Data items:
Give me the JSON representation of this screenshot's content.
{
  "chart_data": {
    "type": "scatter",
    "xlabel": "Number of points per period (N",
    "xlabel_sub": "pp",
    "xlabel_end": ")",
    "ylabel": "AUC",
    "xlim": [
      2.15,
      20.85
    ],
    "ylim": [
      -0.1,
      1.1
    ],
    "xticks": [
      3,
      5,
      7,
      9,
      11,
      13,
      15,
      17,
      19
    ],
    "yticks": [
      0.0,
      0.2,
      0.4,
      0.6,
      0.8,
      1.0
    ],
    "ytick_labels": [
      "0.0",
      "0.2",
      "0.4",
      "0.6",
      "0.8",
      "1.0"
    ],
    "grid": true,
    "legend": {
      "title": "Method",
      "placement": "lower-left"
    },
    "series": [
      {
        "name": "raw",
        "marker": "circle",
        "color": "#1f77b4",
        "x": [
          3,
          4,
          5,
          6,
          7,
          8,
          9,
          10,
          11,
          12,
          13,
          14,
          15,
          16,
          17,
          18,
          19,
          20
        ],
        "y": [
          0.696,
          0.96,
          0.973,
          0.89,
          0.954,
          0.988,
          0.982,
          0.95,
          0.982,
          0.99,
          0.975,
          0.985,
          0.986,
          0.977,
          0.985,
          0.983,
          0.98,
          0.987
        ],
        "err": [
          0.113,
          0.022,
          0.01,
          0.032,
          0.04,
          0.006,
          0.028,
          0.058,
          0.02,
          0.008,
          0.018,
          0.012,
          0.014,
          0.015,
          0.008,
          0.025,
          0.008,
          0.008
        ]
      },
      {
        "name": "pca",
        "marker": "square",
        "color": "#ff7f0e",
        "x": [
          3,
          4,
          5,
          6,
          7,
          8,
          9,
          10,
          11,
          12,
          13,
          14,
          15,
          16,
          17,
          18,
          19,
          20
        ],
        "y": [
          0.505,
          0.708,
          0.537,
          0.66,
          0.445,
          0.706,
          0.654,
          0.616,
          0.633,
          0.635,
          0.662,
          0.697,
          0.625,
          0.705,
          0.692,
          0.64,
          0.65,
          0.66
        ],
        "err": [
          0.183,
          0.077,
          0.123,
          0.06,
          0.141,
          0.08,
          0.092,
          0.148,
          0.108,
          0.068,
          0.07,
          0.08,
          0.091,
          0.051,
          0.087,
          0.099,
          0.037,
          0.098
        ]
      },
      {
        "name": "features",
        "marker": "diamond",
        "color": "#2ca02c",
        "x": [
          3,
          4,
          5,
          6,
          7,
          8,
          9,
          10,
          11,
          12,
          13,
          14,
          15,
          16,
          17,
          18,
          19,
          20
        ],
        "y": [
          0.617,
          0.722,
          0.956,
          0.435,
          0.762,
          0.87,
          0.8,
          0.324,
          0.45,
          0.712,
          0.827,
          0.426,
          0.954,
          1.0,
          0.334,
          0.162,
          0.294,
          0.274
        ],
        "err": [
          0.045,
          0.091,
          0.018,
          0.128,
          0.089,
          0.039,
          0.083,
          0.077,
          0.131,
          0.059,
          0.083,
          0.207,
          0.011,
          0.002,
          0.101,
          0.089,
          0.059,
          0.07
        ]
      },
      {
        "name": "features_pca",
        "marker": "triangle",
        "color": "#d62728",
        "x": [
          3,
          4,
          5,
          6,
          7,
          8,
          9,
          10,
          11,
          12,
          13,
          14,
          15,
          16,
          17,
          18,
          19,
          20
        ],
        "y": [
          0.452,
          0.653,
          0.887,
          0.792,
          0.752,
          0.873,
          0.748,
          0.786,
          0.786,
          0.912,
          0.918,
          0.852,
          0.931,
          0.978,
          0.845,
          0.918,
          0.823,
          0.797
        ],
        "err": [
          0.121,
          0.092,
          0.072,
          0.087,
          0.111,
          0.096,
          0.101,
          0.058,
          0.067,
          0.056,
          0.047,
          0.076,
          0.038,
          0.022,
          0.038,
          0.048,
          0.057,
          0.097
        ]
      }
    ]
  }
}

Task prompt: Show all lines from the records above where the word "color" occurs.

Correct result:
        "color": "#1f77b4",
        "color": "#ff7f0e",
        "color": "#2ca02c",
        "color": "#d62728",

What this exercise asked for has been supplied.